_GOAL_
Using the data beneath, show every line that includes the word "aged".

━━━ DATASET RECORDS ━━━

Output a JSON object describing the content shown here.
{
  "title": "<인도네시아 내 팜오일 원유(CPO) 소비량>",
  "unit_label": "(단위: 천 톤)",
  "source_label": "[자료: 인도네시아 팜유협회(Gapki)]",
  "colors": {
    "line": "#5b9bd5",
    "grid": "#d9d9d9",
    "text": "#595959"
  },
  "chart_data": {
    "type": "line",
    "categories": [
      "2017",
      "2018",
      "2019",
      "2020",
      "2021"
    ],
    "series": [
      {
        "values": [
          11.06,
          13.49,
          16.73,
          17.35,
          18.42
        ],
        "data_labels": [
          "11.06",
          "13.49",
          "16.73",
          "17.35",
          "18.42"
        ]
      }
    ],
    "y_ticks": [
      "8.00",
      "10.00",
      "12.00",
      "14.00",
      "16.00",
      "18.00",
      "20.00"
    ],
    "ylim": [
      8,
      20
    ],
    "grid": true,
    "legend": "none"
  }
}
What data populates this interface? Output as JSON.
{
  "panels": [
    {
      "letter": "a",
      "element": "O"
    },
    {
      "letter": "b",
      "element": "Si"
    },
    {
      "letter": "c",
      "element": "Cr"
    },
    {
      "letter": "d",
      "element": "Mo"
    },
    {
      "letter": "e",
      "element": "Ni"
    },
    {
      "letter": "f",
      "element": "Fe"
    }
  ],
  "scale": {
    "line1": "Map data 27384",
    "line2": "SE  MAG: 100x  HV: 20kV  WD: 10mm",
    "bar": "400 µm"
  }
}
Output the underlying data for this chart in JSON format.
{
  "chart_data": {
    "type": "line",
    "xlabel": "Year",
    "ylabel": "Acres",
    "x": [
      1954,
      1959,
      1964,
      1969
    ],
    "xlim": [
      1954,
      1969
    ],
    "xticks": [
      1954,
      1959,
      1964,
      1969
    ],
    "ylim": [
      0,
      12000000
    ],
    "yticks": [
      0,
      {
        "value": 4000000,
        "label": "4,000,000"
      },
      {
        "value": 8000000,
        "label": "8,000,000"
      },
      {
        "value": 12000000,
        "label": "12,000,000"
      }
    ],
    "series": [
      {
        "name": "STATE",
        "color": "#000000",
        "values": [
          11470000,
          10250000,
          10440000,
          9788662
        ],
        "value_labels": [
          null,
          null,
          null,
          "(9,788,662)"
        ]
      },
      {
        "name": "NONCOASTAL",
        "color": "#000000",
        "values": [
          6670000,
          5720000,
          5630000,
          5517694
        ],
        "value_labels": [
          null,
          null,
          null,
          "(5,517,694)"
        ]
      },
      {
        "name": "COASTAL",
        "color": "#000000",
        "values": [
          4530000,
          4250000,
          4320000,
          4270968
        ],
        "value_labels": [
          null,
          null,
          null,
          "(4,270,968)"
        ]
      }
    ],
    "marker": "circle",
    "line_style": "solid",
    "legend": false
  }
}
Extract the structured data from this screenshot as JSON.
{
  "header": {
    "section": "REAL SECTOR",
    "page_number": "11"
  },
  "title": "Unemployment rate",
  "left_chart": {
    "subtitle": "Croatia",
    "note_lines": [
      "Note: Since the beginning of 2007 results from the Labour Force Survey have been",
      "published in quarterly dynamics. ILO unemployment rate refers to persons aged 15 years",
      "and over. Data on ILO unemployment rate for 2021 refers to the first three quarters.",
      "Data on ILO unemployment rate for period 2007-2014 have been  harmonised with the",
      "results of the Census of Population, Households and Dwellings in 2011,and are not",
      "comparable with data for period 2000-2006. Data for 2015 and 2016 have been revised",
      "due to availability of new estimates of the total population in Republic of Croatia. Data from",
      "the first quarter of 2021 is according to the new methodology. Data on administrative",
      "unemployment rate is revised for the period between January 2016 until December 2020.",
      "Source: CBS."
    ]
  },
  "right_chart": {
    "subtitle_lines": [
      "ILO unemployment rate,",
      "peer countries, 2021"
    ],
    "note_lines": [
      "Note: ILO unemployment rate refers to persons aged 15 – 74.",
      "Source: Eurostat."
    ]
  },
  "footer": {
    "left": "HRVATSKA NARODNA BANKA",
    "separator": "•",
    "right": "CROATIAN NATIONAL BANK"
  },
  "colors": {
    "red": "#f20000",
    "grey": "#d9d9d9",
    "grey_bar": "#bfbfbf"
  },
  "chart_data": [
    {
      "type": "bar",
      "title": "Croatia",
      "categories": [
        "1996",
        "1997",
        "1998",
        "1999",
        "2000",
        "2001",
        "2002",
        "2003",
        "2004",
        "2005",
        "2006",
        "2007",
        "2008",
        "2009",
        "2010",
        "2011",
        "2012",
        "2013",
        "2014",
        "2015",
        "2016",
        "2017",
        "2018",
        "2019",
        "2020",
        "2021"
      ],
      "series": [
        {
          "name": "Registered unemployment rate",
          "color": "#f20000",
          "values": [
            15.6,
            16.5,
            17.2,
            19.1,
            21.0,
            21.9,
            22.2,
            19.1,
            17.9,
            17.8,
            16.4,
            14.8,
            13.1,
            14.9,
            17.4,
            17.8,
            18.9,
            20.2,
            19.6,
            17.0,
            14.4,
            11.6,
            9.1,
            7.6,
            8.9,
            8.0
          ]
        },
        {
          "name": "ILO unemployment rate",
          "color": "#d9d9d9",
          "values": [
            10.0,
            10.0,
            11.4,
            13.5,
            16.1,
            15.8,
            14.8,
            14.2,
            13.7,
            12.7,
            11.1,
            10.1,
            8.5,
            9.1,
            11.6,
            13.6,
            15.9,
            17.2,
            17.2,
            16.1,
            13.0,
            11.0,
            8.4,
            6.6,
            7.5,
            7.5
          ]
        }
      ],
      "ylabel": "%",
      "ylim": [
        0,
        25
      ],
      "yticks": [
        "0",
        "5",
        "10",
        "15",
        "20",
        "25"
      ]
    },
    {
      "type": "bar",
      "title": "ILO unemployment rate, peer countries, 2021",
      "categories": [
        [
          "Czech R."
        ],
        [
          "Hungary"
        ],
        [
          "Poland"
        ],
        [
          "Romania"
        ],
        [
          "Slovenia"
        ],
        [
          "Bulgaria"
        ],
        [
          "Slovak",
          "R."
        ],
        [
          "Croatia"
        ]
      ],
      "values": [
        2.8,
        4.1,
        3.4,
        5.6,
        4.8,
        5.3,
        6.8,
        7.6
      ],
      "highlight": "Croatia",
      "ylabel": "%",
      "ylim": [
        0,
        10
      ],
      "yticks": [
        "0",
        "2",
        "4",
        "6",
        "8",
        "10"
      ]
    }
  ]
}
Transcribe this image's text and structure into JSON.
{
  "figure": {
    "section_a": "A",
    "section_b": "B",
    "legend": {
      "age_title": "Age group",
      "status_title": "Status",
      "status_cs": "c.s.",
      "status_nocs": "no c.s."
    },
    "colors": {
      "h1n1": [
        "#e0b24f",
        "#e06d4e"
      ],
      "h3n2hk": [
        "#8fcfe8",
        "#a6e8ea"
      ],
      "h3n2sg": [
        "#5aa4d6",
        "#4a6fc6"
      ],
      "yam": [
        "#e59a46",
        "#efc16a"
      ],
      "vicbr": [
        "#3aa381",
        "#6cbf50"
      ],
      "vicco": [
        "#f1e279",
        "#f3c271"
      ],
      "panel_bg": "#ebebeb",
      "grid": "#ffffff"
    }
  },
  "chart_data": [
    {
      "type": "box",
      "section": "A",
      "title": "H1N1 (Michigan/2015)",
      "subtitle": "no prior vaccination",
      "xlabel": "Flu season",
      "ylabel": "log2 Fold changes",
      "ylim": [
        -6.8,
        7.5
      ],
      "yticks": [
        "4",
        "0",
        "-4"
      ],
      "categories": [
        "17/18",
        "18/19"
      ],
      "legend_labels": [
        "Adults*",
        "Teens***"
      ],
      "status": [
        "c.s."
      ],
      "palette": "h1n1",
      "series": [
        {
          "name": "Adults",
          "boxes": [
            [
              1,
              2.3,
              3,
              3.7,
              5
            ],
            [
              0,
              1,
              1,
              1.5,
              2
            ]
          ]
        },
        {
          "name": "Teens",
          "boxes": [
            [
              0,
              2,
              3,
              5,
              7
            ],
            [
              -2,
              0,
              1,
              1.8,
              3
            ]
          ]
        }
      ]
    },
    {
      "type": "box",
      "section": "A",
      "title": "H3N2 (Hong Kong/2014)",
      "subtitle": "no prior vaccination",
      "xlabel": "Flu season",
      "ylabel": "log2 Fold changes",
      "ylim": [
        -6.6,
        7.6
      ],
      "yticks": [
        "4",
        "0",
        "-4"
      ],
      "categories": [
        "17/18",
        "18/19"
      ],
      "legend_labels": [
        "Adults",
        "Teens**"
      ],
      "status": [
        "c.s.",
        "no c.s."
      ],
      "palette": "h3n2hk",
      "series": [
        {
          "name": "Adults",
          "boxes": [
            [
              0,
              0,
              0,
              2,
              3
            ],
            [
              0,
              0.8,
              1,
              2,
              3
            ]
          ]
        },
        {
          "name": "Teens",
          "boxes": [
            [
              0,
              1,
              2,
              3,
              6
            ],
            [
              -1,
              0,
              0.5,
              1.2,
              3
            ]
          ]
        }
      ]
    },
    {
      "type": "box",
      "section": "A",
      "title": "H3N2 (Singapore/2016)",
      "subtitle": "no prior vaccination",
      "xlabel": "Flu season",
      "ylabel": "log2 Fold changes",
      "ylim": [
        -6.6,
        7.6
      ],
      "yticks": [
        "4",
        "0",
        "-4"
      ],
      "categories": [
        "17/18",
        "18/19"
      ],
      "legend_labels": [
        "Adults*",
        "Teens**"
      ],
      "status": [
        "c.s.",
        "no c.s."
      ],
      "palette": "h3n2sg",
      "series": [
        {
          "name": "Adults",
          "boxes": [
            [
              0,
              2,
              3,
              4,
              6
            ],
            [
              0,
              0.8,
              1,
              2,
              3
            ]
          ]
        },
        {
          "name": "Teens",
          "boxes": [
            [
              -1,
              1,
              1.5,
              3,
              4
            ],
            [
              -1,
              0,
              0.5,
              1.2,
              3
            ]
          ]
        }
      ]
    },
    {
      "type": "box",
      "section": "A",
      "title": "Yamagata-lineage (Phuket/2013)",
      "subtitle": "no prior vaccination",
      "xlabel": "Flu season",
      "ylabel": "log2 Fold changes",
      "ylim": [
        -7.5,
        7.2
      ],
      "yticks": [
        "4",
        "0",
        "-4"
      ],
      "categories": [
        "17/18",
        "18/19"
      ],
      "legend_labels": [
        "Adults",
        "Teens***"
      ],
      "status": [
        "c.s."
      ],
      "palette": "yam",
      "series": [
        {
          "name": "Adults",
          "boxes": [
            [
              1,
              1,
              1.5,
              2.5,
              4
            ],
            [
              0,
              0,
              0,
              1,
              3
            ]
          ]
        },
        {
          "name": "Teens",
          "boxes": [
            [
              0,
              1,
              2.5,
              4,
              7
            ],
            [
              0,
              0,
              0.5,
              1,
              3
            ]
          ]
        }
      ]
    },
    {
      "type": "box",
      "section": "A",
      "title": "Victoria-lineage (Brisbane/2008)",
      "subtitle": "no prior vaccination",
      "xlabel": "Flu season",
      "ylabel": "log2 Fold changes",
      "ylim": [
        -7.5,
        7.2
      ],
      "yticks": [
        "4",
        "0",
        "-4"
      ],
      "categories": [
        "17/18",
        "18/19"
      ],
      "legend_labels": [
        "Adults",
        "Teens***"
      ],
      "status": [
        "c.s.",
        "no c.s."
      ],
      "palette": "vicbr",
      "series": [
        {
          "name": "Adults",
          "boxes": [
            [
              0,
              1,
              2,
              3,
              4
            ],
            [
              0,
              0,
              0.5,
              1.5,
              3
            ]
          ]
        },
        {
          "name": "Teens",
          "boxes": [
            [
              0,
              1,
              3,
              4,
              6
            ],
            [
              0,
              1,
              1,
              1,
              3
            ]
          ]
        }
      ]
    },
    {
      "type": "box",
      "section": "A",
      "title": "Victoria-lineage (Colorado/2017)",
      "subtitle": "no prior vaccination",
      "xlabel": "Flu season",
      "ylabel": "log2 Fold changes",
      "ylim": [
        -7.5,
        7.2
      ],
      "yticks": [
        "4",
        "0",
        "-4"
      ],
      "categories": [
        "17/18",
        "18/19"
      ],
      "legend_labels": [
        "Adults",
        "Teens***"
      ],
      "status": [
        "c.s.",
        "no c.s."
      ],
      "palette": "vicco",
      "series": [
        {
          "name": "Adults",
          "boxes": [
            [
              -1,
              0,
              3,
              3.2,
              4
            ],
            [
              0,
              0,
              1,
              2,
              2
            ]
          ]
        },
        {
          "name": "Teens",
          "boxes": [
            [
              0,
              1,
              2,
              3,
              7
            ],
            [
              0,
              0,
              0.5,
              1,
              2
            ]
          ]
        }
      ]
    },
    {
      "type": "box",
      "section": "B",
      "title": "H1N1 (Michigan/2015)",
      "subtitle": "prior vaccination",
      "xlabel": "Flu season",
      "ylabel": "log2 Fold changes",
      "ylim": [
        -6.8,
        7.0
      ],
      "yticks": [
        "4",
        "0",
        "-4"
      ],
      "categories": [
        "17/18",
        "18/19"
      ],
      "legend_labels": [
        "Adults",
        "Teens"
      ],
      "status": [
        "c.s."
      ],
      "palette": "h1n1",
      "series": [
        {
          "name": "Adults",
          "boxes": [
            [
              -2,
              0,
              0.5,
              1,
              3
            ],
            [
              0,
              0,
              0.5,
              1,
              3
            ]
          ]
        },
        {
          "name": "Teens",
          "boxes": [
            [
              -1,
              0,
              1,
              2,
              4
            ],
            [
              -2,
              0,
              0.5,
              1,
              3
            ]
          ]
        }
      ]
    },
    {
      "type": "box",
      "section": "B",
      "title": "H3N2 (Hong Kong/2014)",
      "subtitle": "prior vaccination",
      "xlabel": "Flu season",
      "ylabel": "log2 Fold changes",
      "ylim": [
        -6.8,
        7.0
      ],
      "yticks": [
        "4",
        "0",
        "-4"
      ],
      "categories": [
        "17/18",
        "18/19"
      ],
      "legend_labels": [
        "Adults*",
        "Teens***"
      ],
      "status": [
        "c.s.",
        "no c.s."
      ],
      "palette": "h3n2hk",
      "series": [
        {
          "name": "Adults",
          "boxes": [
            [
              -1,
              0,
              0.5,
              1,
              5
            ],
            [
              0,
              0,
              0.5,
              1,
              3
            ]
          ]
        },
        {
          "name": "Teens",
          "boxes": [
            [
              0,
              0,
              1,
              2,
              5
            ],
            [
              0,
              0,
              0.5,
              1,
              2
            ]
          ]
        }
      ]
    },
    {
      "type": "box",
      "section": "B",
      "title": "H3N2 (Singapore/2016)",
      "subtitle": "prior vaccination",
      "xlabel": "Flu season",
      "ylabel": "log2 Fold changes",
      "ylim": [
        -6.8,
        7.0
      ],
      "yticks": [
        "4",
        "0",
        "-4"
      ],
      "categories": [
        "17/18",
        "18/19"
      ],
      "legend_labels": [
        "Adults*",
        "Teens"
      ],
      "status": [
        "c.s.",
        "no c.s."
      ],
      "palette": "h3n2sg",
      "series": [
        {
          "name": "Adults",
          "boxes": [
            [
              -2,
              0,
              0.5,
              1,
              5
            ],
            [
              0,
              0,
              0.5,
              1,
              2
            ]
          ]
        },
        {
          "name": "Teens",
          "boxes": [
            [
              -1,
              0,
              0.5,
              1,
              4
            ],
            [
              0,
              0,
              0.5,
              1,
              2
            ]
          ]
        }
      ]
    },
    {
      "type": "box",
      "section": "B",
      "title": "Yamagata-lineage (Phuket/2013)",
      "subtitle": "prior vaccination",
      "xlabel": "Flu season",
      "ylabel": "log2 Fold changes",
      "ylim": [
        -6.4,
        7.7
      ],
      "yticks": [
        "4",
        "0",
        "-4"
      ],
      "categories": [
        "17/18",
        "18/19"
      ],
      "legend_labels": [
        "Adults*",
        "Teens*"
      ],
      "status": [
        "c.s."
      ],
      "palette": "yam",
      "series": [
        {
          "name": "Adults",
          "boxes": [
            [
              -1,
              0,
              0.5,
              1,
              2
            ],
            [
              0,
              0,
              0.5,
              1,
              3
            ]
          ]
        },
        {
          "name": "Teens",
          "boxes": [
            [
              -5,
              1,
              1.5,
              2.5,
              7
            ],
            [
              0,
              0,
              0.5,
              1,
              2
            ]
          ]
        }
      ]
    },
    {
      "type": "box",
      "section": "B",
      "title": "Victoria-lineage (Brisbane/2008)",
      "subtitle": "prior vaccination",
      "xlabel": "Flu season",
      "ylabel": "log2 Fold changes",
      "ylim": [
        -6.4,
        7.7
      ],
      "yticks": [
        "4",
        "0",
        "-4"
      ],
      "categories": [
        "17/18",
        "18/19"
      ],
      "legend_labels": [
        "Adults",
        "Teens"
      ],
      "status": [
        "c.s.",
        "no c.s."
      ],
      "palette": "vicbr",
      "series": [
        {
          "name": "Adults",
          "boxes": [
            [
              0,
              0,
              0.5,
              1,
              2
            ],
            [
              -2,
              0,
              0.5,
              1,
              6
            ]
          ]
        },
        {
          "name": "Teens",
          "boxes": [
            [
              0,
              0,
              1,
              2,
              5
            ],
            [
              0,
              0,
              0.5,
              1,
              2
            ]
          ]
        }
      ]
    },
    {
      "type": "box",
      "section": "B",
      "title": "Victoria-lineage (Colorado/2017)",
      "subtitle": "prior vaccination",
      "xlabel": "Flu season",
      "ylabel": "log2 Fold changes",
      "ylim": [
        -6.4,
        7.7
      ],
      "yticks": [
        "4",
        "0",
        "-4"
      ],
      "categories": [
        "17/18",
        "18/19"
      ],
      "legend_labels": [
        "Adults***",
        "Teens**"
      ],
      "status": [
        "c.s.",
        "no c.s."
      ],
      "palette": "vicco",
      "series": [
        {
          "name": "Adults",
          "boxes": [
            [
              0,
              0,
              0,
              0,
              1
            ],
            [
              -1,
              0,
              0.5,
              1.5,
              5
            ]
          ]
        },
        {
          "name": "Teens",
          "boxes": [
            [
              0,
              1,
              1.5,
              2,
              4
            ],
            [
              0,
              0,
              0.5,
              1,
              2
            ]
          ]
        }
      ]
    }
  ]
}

━━━

_THE COMPLETED TASK_
      "published in quarterly dynamics. ILO unemployment rate refers to persons aged 15 years",
      "Note: ILO unemployment rate refers to persons aged 15 – 74.",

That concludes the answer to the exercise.